* Begin *
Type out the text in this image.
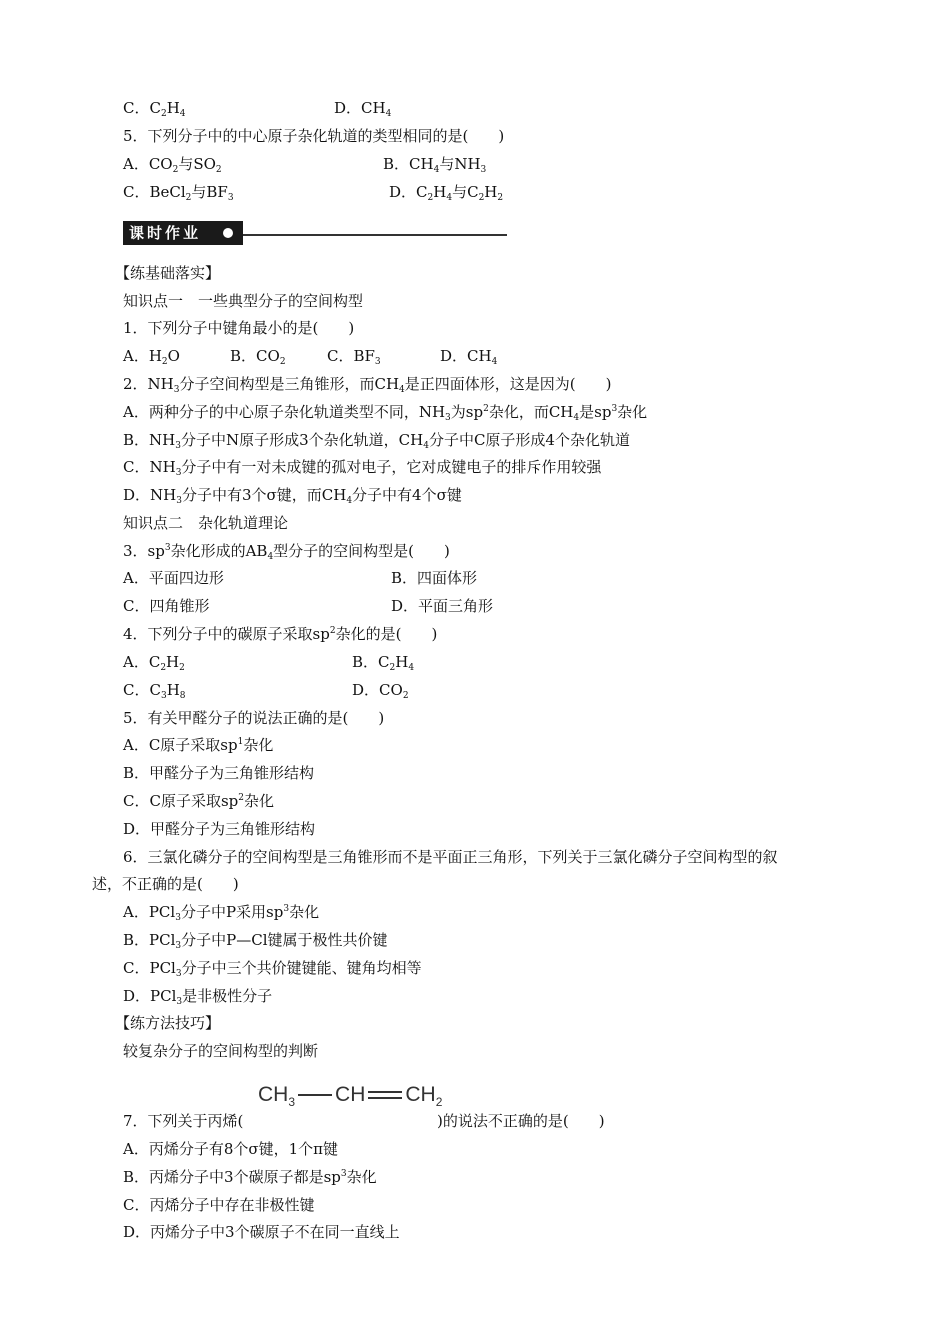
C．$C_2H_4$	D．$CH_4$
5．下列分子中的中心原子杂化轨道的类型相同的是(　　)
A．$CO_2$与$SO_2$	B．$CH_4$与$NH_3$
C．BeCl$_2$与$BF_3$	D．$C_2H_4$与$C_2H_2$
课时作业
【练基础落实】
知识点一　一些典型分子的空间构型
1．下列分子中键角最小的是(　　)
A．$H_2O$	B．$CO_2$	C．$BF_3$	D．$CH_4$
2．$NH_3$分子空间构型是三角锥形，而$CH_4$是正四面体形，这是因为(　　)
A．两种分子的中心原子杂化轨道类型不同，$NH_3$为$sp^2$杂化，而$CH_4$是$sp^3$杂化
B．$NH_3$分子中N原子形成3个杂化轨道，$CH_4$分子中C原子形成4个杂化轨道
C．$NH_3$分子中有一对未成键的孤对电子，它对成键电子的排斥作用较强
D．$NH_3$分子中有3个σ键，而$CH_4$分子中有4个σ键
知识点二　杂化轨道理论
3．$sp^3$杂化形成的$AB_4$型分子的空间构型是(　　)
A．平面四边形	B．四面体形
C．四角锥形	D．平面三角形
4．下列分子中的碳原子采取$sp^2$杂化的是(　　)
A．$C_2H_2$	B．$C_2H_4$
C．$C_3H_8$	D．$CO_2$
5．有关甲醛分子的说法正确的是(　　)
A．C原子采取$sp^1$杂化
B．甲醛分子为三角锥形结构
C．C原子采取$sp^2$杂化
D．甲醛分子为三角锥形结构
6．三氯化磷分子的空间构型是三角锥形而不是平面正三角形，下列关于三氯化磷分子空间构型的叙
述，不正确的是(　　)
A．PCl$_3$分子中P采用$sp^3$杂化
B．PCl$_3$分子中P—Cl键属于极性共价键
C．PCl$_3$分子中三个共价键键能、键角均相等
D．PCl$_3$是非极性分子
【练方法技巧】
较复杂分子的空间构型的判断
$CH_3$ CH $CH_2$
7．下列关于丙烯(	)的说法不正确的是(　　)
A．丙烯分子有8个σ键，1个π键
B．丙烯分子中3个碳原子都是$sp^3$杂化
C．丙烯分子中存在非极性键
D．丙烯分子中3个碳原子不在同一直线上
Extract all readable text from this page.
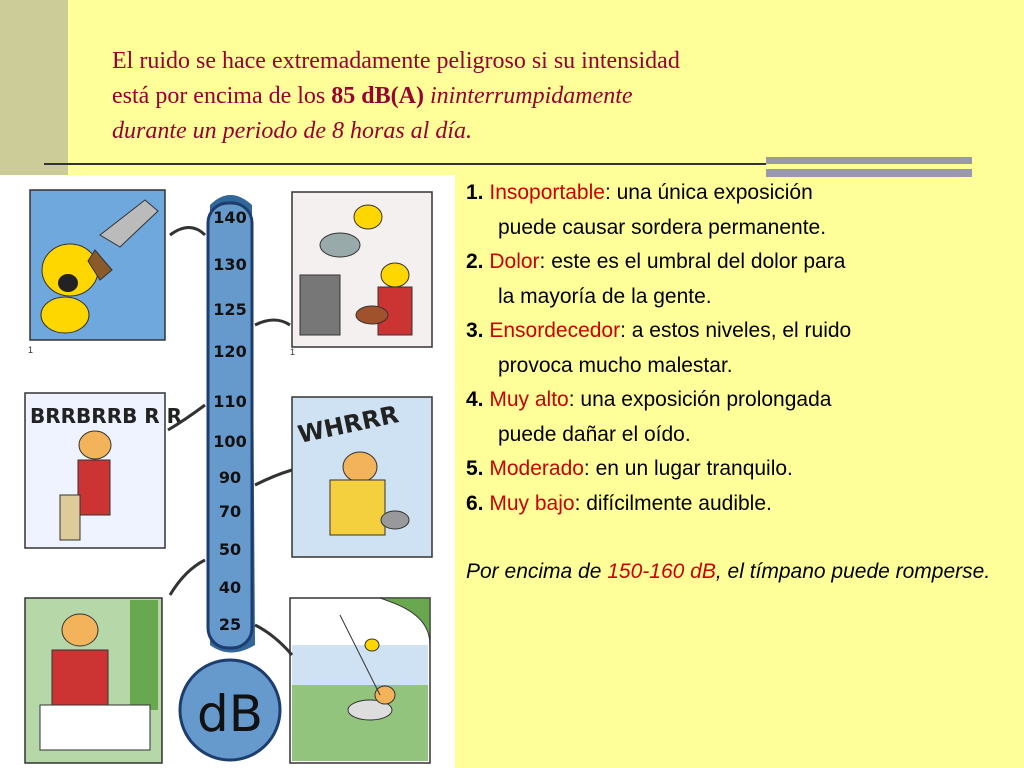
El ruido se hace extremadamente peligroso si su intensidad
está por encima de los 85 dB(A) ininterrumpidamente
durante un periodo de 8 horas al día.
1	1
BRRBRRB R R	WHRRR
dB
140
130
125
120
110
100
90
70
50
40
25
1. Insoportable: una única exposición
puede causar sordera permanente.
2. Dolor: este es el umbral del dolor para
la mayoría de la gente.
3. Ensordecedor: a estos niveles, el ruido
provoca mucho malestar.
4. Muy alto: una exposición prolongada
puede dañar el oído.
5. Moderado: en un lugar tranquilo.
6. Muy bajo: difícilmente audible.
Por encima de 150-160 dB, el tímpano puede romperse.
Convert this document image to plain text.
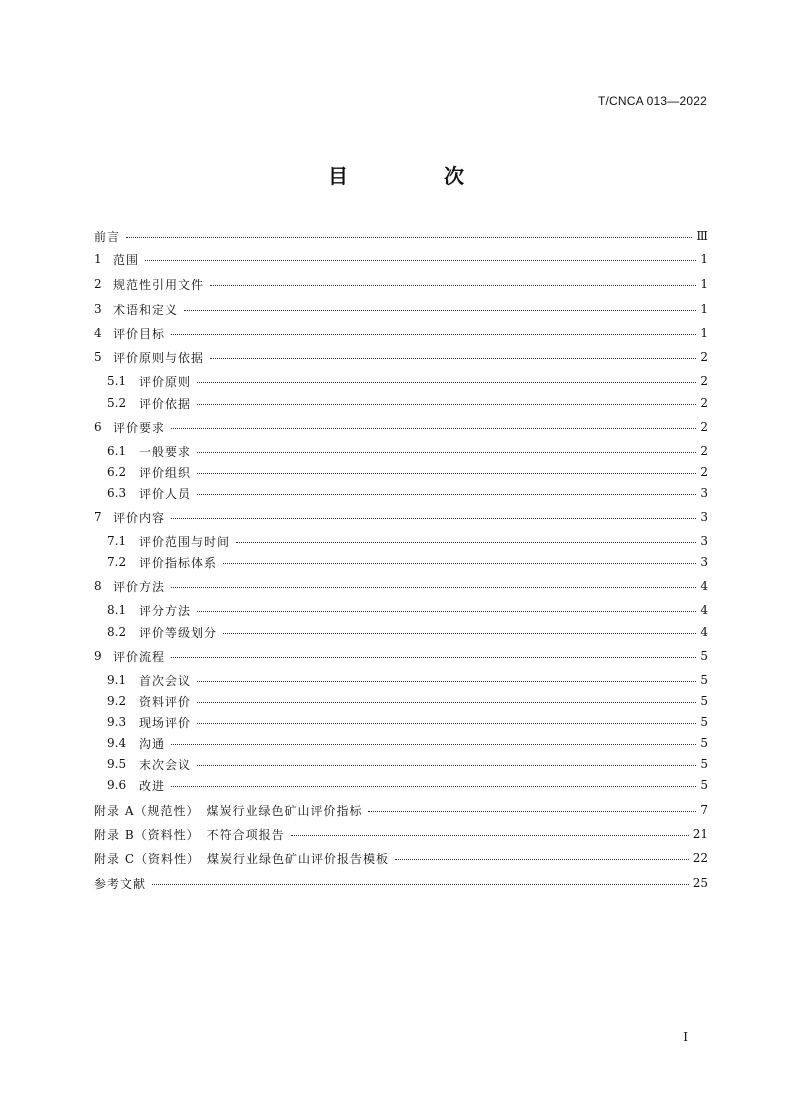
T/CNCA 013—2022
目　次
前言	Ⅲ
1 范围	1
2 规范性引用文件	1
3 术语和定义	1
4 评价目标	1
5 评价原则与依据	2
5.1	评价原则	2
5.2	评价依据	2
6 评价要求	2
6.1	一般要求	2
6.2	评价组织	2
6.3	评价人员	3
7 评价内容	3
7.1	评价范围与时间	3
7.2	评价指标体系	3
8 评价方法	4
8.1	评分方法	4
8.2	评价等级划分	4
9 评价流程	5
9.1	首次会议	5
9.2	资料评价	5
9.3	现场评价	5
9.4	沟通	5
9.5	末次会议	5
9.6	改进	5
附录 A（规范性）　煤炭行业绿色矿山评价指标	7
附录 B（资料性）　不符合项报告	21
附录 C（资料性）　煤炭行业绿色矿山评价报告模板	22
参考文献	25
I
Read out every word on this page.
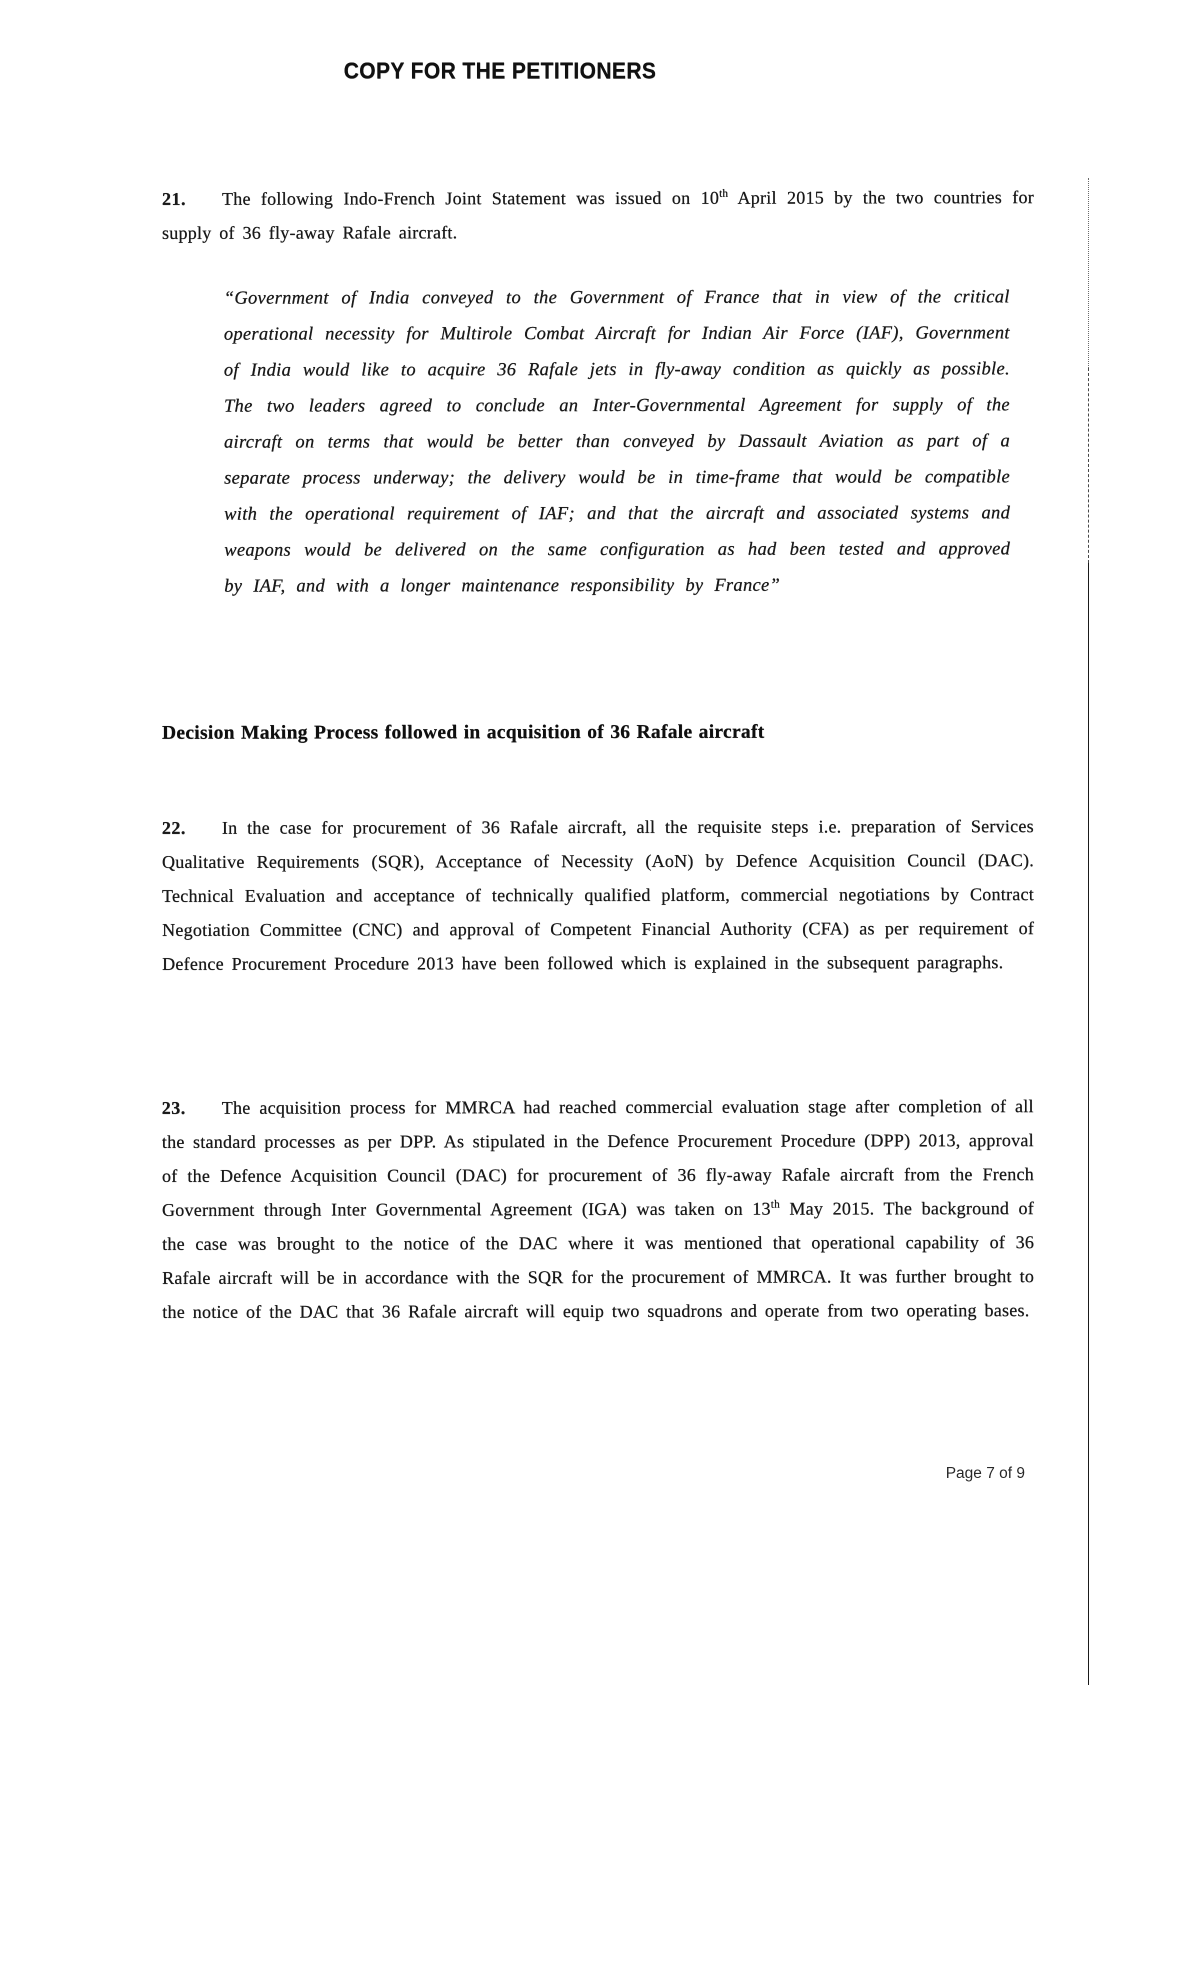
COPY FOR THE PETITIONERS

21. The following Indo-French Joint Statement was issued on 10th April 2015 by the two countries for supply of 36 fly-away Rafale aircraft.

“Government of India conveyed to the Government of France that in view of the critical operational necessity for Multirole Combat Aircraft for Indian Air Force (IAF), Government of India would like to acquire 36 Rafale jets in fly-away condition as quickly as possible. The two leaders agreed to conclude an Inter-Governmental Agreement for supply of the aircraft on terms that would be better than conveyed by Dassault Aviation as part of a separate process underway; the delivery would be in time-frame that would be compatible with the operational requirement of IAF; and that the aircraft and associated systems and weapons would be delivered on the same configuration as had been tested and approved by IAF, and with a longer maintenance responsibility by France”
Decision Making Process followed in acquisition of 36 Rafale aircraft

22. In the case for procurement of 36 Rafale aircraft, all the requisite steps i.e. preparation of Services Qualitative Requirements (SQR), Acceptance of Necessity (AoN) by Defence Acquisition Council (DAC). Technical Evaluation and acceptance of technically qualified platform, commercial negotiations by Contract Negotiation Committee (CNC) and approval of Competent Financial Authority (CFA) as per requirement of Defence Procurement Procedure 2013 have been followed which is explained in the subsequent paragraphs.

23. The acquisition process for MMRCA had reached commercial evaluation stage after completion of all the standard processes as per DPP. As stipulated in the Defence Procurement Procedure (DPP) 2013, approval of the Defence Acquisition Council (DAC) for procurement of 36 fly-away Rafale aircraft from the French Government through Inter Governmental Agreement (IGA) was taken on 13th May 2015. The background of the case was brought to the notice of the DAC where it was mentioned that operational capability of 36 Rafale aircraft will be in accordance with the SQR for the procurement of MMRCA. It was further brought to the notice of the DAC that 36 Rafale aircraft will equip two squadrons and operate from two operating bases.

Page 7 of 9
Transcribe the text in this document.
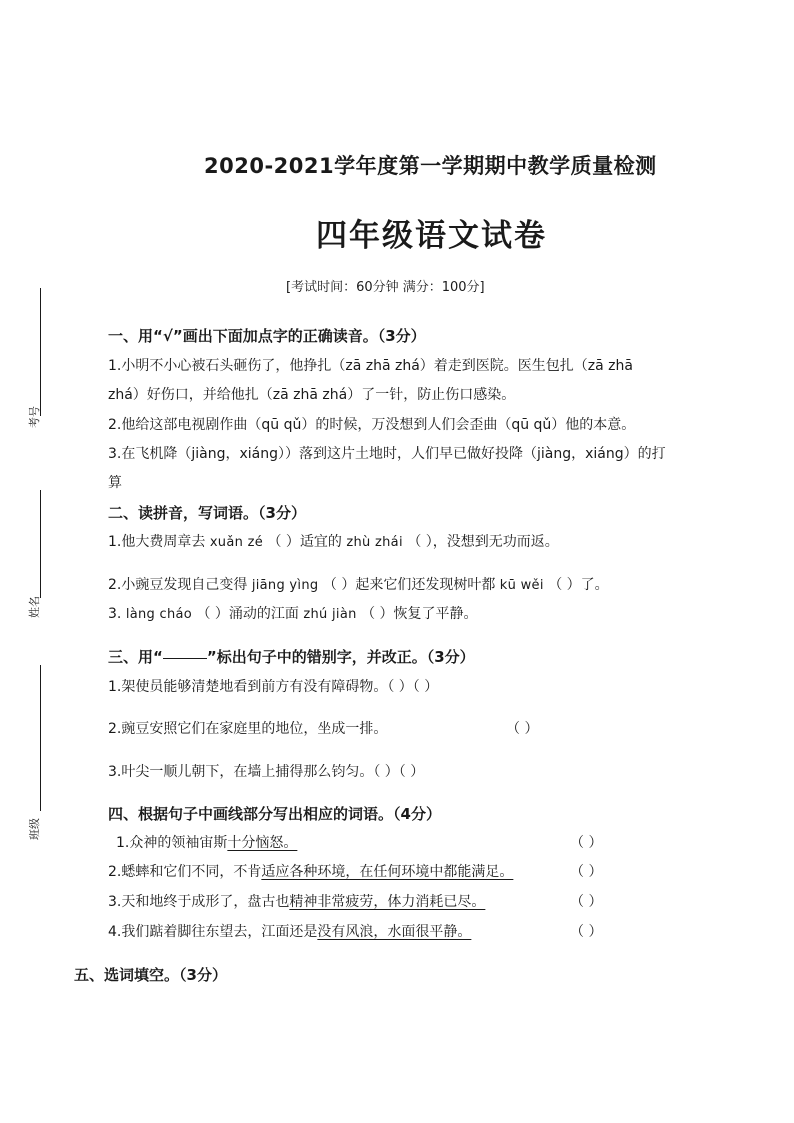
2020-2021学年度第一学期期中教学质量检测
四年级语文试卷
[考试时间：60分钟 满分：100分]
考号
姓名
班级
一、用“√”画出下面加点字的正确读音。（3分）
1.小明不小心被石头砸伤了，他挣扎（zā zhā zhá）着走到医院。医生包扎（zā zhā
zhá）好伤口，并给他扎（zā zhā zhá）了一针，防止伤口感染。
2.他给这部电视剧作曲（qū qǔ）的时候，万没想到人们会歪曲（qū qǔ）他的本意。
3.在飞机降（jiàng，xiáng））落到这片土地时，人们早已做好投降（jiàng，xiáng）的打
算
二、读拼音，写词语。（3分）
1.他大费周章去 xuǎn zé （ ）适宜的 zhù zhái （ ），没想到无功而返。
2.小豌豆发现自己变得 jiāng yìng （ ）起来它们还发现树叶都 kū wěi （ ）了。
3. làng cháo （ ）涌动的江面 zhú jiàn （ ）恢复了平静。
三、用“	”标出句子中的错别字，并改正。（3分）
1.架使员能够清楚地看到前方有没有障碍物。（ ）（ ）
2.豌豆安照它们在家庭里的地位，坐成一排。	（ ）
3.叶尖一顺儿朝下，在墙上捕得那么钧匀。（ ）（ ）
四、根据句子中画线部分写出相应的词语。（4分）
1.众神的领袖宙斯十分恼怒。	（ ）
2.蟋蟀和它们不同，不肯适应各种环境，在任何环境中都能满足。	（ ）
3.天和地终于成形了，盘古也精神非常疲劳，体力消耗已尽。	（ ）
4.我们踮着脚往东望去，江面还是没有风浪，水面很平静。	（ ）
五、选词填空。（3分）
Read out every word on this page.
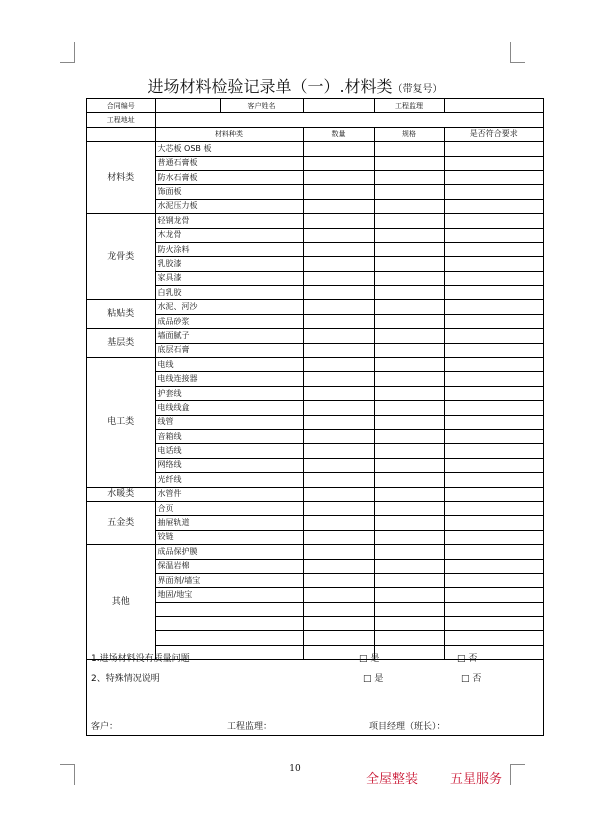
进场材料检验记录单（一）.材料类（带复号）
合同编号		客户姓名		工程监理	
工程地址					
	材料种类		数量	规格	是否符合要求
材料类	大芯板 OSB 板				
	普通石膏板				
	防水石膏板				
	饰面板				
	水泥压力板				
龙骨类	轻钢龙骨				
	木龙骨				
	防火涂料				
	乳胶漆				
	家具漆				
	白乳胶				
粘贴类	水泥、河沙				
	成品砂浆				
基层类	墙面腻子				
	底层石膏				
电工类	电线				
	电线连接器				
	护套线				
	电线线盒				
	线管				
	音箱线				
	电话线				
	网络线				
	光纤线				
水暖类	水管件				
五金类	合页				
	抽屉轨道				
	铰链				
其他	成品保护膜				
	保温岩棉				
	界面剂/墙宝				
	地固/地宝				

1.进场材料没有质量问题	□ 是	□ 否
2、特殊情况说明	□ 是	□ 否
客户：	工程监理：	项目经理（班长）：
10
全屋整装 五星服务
* End *
> [EXERCISE DIRECTIONS]:
Answer with one number: how many lines of the entries above include the word "exposición".

> [FINISHED ANSWER]:
2